Every entry that follows should be repeated exactly; drop the images.

++++ Records provided ++++

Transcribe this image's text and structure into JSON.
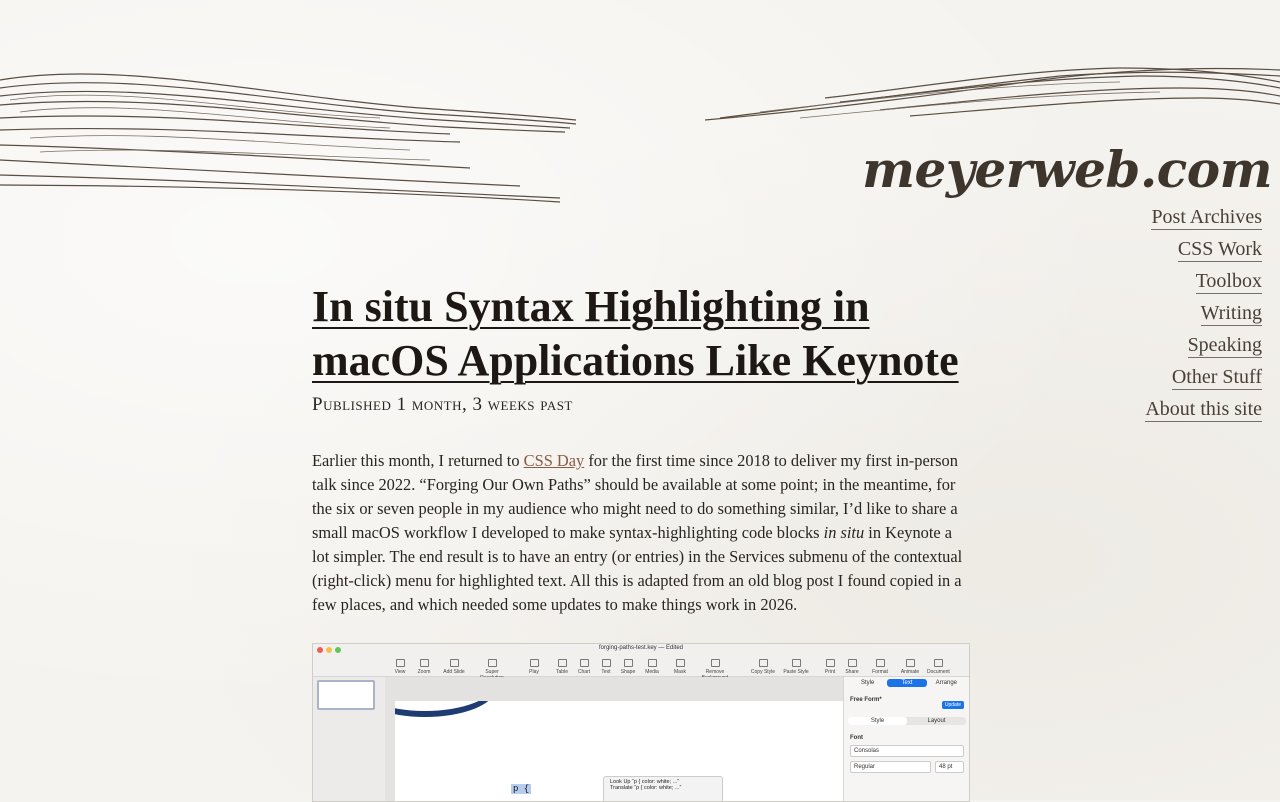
{
  "site": {
    "title": "meyerweb.com"
  },
  "nav": {
    "items": [
      {
        "label": "Post Archives"
      },
      {
        "label": "CSS Work"
      },
      {
        "label": "Toolbox"
      },
      {
        "label": "Writing"
      },
      {
        "label": "Speaking"
      },
      {
        "label": "Other Stuff"
      },
      {
        "label": "About this site"
      }
    ]
  },
  "post": {
    "title": "In situ Syntax Highlighting in macOS Applications Like Keynote",
    "published": "Published 1 month, 3 weeks past",
    "body": {
      "intro": "Earlier this month, I returned to ",
      "link": "CSS Day",
      "part2": " for the first time since 2018 to deliver my first in-person talk since 2022.  “Forging Our Own Paths” should be available at some point; in the meantime, for the six or seven people in my audience who might need to do something similar, I’d like to share a small macOS workflow I developed to make syntax-highlighting code blocks ",
      "emph": "in situ",
      "part3": " in Keynote a lot simpler.  The end result is to have an entry (or entries) in the Services submenu of the contextual (right-click) menu for highlighted text.  All this is adapted from an old blog post I found copied in a few places, and which needed some updates to make things work in 2026."
    }
  },
  "screenshot": {
    "doc_title": "forging-paths-test.key — Edited",
    "toolbar": [
      "View",
      "Zoom",
      "Add Slide",
      "Super Resolution",
      "Play",
      "Table",
      "Chart",
      "Text",
      "Shape",
      "Media",
      "Mask",
      "Remove Background",
      "Copy Style",
      "Paste Style",
      "Print",
      "Share",
      "Format",
      "Animate",
      "Document"
    ],
    "inspector_tabs": [
      "Style",
      "Text",
      "Arrange"
    ],
    "paragraph_style": "Free Form*",
    "update_label": "Update",
    "sub_tabs": [
      "Style",
      "Layout"
    ],
    "font_label": "Font",
    "font_name": "Consolas",
    "font_weight": "Regular",
    "font_size": "48 pt",
    "code_text": "p {",
    "context_menu": [
      "Look Up “p {    color: white;    ...”",
      "Translate “p {    color: white;    ...”"
    ]
  }
}
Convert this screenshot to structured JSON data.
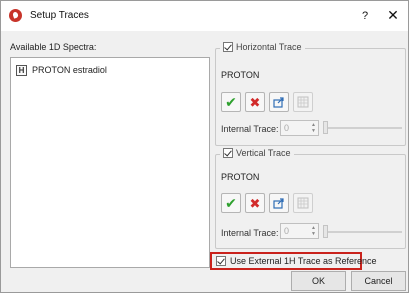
{
  "window": {
    "title": "Setup Traces",
    "help_glyph": "?",
    "close_glyph": "✕"
  },
  "spectra": {
    "label": "Available 1D Spectra:",
    "items": [
      {
        "icon": "H",
        "name": "PROTON estradiol"
      }
    ]
  },
  "horizontal": {
    "legend": "Horizontal Trace",
    "checked": true,
    "nucleus": "PROTON",
    "internal_label": "Internal Trace:",
    "internal_value": "0"
  },
  "vertical": {
    "legend": "Vertical Trace",
    "checked": true,
    "nucleus": "PROTON",
    "internal_label": "Internal Trace:",
    "internal_value": "0"
  },
  "external_ref": {
    "label": "Use External 1H Trace as Reference",
    "checked": true,
    "highlight_color": "#c9221c"
  },
  "buttons": {
    "ok": "OK",
    "cancel": "Cancel"
  },
  "colors": {
    "accept": "#2ea12e",
    "reject": "#d22b2b",
    "app_icon": "#c8342a"
  }
}
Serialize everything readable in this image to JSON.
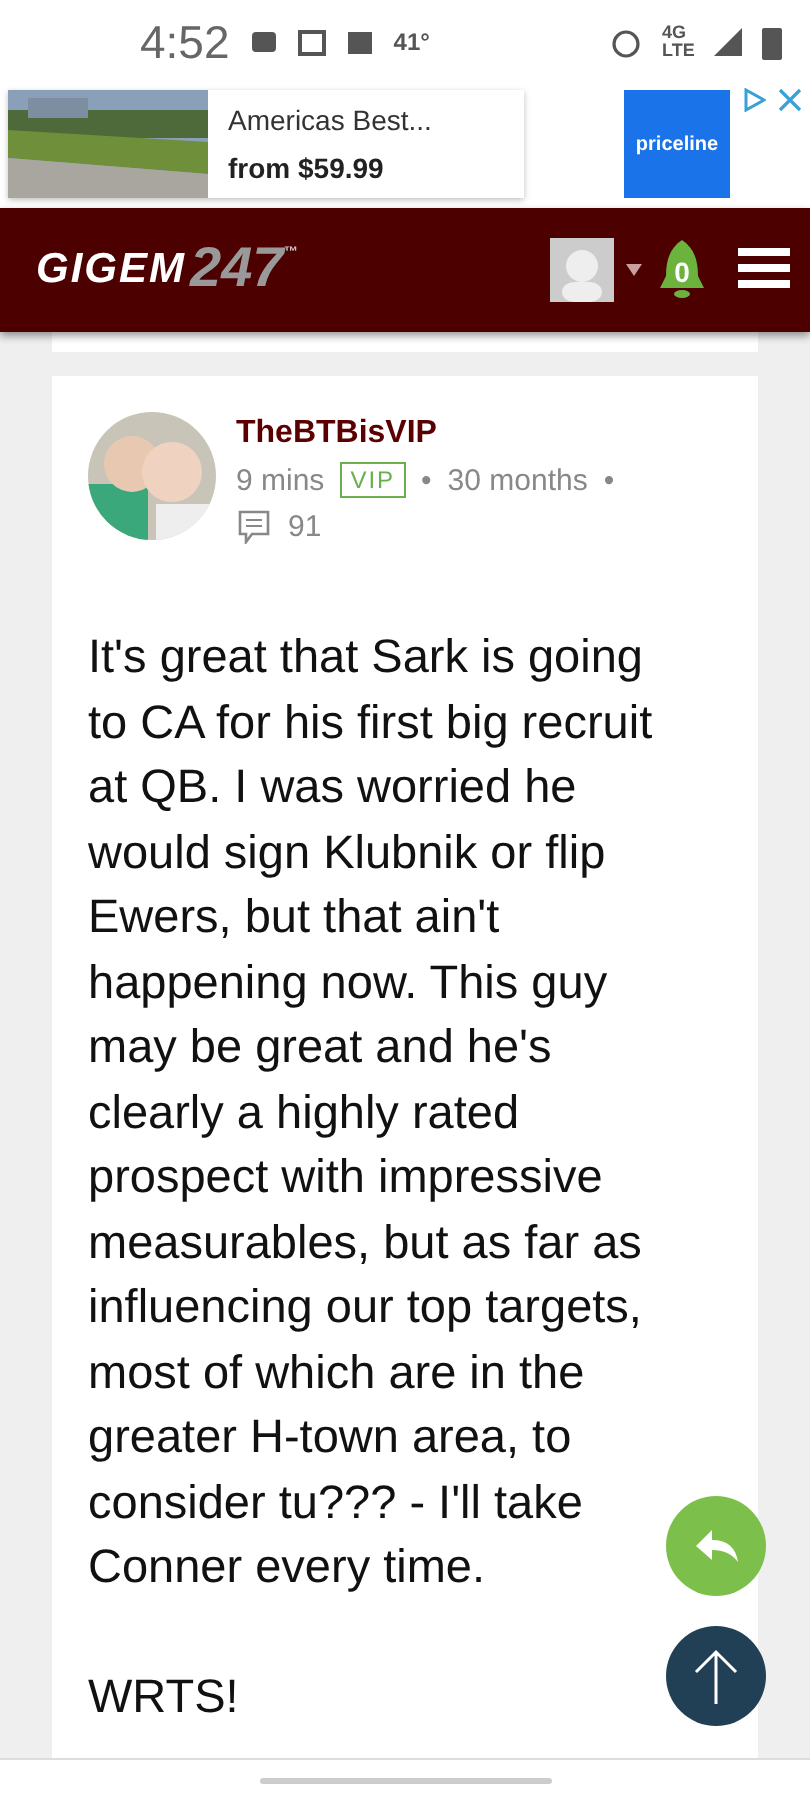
{
  "status_bar": {
    "time": "4:52",
    "temperature": "41°",
    "network": "4G LTE"
  },
  "ad": {
    "title": "Americas Best...",
    "price": "from $59.99",
    "brand": "priceline"
  },
  "header": {
    "logo_main": "GIGEM",
    "logo_number": "247",
    "logo_mark": "™",
    "notifications": "0"
  },
  "post": {
    "author": "TheBTBisVIP",
    "time": "9 mins",
    "badge": "VIP",
    "tenure": "30 months",
    "separator": "•",
    "post_count": "91",
    "body": [
      "It's great that Sark is going to CA for his first big recruit at QB. I was worried he would sign Klubnik or flip Ewers, but that ain't happening now. This guy may be great and he's clearly a highly rated prospect with impressive measurables, but as far as influencing our top targets, most of which are in the greater H-town area, to consider tu??? - I'll take Conner every time.",
      "WRTS!"
    ]
  }
}
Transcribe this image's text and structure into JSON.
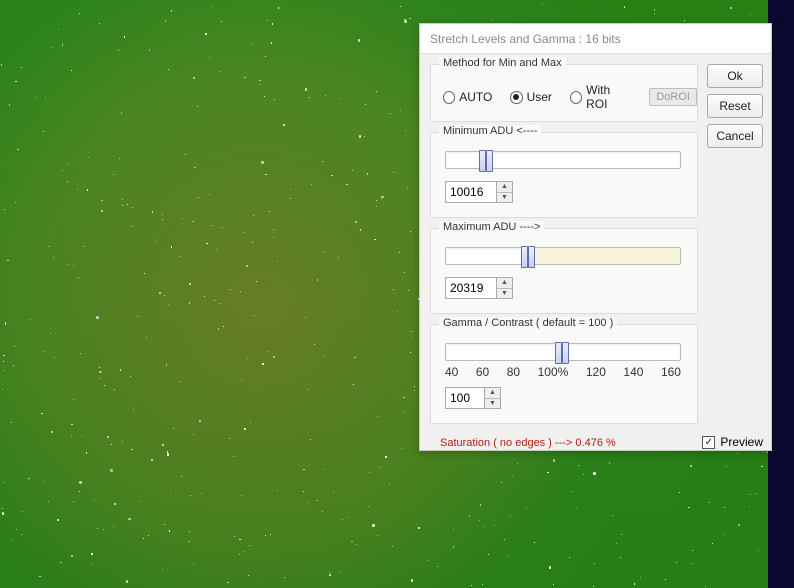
{
  "title": "Stretch Levels and Gamma :   16 bits",
  "group_method": {
    "label": "Method for Min and Max",
    "auto": "AUTO",
    "user": "User",
    "withroi": "With ROI",
    "doroi": "DoROI",
    "selected": "user"
  },
  "min_adu": {
    "label": "Minimum  ADU    <----",
    "value": "10016",
    "pos_pct": 14
  },
  "max_adu": {
    "label": "Maximum  ADU    ---->",
    "value": "20319",
    "pos_pct": 32
  },
  "gamma": {
    "label": "Gamma / Contrast   ( default = 100 )",
    "value": "100",
    "pos_pct": 50,
    "ticks": [
      "40",
      "60",
      "80",
      "100%",
      "120",
      "140",
      "160"
    ]
  },
  "saturation": "Saturation ( no edges )  --->   0.476 %",
  "buttons": {
    "ok": "Ok",
    "reset": "Reset",
    "cancel": "Cancel"
  },
  "preview": {
    "label": "Preview",
    "checked": true
  }
}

++++

# Solution below
Transcribe this image's text and structure into JSON.
{
  "site": {
    "title": "meyerweb.com"
  },
  "nav": {
    "items": [
      {
        "label": "Post Archives"
      },
      {
        "label": "CSS Work"
      },
      {
        "label": "Toolbox"
      },
      {
        "label": "Writing"
      },
      {
        "label": "Speaking"
      },
      {
        "label": "Other Stuff"
      },
      {
        "label": "About this site"
      }
    ]
  },
  "post": {
    "title": "In situ Syntax Highlighting in macOS Applications Like Keynote",
    "published": "Published 1 month, 3 weeks past",
    "body": {
      "intro": "Earlier this month, I returned to ",
      "link": "CSS Day",
      "part2": " for the first time since 2018 to deliver my first in-person talk since 2022.  “Forging Our Own Paths” should be available at some point; in the meantime, for the six or seven people in my audience who might need to do something similar, I’d like to share a small macOS workflow I developed to make syntax-highlighting code blocks ",
      "emph": "in situ",
      "part3": " in Keynote a lot simpler.  The end result is to have an entry (or entries) in the Services submenu of the contextual (right-click) menu for highlighted text.  All this is adapted from an old blog post I found copied in a few places, and which needed some updates to make things work in 2026."
    }
  },
  "screenshot": {
    "doc_title": "forging-paths-test.key — Edited",
    "toolbar": [
      "View",
      "Zoom",
      "Add Slide",
      "Super Resolution",
      "Play",
      "Table",
      "Chart",
      "Text",
      "Shape",
      "Media",
      "Mask",
      "Remove Background",
      "Copy Style",
      "Paste Style",
      "Print",
      "Share",
      "Format",
      "Animate",
      "Document"
    ],
    "inspector_tabs": [
      "Style",
      "Text",
      "Arrange"
    ],
    "paragraph_style": "Free Form*",
    "update_label": "Update",
    "sub_tabs": [
      "Style",
      "Layout"
    ],
    "font_label": "Font",
    "font_name": "Consolas",
    "font_weight": "Regular",
    "font_size": "48 pt",
    "code_text": "p {",
    "context_menu": [
      "Look Up “p {    color: white;    ...”",
      "Translate “p {    color: white;    ...”"
    ]
  }
}
Convert this screenshot to structured JSON data.
{
  "window": {
    "title": "Setup Traces",
    "help_glyph": "?",
    "close_glyph": "✕"
  },
  "spectra": {
    "label": "Available 1D Spectra:",
    "items": [
      {
        "icon": "H",
        "name": "PROTON estradiol"
      }
    ]
  },
  "horizontal": {
    "legend": "Horizontal Trace",
    "checked": true,
    "nucleus": "PROTON",
    "internal_label": "Internal Trace:",
    "internal_value": "0"
  },
  "vertical": {
    "legend": "Vertical Trace",
    "checked": true,
    "nucleus": "PROTON",
    "internal_label": "Internal Trace:",
    "internal_value": "0"
  },
  "external_ref": {
    "label": "Use External 1H Trace as Reference",
    "checked": true,
    "highlight_color": "#c9221c"
  },
  "buttons": {
    "ok": "OK",
    "cancel": "Cancel"
  },
  "colors": {
    "accept": "#2ea12e",
    "reject": "#d22b2b",
    "app_icon": "#c8342a"
  }
}
Serialize everything readable in this image to JSON.
{
  "status_bar": {
    "time": "4:52",
    "temperature": "41°",
    "network": "4G LTE"
  },
  "ad": {
    "title": "Americas Best...",
    "price": "from $59.99",
    "brand": "priceline"
  },
  "header": {
    "logo_main": "GIGEM",
    "logo_number": "247",
    "logo_mark": "™",
    "notifications": "0"
  },
  "post": {
    "author": "TheBTBisVIP",
    "time": "9 mins",
    "badge": "VIP",
    "tenure": "30 months",
    "separator": "•",
    "post_count": "91",
    "body": [
      "It's great that Sark is going to CA for his first big recruit at QB. I was worried he would sign Klubnik or flip Ewers, but that ain't happening now. This guy may be great and he's clearly a highly rated prospect with impressive measurables, but as far as influencing our top targets, most of which are in the greater H-town area, to consider tu??? - I'll take Conner every time.",
      "WRTS!"
    ]
  }
}
Transcribe this image's text and structure into JSON.
{
  "title": "Stretch Levels and Gamma :   16 bits",
  "group_method": {
    "label": "Method for Min and Max",
    "auto": "AUTO",
    "user": "User",
    "withroi": "With ROI",
    "doroi": "DoROI",
    "selected": "user"
  },
  "min_adu": {
    "label": "Minimum  ADU    <----",
    "value": "10016",
    "pos_pct": 14
  },
  "max_adu": {
    "label": "Maximum  ADU    ---->",
    "value": "20319",
    "pos_pct": 32
  },
  "gamma": {
    "label": "Gamma / Contrast   ( default = 100 )",
    "value": "100",
    "pos_pct": 50,
    "ticks": [
      "40",
      "60",
      "80",
      "100%",
      "120",
      "140",
      "160"
    ]
  },
  "saturation": "Saturation ( no edges )  --->   0.476 %",
  "buttons": {
    "ok": "Ok",
    "reset": "Reset",
    "cancel": "Cancel"
  },
  "preview": {
    "label": "Preview",
    "checked": true
  }
}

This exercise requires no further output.